GOAL >> Only lines holding the word "男孩的运动时间多于原地休息时间" should be copied from the material.

SUPPLIED MATERIAL >>
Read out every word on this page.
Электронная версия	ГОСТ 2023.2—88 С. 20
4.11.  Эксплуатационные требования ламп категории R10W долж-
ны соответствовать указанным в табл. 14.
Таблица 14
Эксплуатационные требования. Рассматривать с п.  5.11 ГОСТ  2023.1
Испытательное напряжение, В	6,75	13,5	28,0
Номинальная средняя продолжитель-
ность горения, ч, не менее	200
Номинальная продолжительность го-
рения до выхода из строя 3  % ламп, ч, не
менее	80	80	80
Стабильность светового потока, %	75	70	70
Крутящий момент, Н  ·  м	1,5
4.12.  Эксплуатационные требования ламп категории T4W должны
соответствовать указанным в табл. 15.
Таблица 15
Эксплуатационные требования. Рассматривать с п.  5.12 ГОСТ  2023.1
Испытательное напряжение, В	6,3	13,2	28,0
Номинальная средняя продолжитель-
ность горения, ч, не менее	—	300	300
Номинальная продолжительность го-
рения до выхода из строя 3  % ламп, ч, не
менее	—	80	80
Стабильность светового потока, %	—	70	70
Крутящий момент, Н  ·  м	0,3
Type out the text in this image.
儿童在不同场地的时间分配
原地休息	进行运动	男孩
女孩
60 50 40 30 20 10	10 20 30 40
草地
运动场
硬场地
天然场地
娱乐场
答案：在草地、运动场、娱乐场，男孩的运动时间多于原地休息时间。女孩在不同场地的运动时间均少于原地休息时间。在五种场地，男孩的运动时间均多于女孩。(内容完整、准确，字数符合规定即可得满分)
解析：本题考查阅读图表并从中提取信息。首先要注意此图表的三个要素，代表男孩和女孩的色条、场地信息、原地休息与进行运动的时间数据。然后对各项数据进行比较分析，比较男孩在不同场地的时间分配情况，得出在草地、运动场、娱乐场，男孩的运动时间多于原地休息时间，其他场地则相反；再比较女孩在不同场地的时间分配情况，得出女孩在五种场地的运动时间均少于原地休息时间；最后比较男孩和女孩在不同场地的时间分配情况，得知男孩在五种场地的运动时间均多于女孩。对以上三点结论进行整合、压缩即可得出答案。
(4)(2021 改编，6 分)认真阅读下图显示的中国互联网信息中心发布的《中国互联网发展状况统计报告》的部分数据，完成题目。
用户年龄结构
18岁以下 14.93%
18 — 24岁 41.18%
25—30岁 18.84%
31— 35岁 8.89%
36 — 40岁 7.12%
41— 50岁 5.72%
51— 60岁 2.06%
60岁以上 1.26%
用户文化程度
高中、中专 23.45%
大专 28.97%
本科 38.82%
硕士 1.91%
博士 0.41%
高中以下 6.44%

ANSWER TO THIS PROBLEM >>
答案：在草地、运动场、娱乐场，男孩的运动时间多于原地休息时间。女孩在不同场地的运动时间均少于原地休息时间。在五种场地，男孩的运动时间均多于女孩。(内容完整、准确，字数符合规定即可得满分)
解析：本题考查阅读图表并从中提取信息。首先要注意此图表的三个要素，代表男孩和女孩的色条、场地信息、原地休息与进行运动的时间数据。然后对各项数据进行比较分析，比较男孩在不同场地的时间分配情况，得出在草地、运动场、娱乐场，男孩的运动时间多于原地休息时间，其他场地则相反；再比较女孩在不同场地的时间分配情况，得出女孩在五种场地的运动时间均少于原地休息时间；最后比较男孩和女孩在不同场地的时间分配情况，得知男孩在五种场地的运动时间均多于女孩。对以上三点结论进行整合、压缩即可得出答案。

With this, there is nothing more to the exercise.